* TASK TO COMPLETE *
State only the number of lines that include "color".

* DATA PROVIDED *
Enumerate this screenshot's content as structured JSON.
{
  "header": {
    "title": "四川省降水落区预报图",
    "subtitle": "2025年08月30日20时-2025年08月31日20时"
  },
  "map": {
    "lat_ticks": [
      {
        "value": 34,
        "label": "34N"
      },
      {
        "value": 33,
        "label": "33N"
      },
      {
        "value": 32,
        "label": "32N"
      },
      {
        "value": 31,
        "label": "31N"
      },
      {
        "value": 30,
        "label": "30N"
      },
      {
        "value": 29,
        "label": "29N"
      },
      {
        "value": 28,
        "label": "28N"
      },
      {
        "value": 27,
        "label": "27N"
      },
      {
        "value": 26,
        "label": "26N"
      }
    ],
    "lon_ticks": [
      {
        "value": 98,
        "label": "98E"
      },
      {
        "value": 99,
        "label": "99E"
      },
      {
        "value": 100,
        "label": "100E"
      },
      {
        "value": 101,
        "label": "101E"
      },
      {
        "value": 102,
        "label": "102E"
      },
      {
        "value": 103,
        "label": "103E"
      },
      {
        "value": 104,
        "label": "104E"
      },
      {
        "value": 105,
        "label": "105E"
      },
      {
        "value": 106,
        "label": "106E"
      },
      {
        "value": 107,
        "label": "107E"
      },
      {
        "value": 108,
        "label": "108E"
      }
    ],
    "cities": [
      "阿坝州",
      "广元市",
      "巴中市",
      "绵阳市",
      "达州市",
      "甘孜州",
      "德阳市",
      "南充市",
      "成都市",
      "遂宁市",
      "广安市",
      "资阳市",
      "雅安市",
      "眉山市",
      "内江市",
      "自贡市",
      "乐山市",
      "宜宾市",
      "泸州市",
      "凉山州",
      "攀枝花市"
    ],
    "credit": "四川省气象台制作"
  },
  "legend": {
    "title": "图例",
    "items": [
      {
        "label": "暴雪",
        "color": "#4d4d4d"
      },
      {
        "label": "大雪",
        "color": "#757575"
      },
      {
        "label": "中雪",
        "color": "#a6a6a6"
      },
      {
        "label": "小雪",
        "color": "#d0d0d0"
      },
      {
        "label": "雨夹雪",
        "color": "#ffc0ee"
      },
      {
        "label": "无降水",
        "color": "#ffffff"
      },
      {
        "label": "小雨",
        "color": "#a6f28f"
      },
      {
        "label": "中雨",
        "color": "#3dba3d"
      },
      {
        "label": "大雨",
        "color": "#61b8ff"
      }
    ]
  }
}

* WORKED ANSWER *
9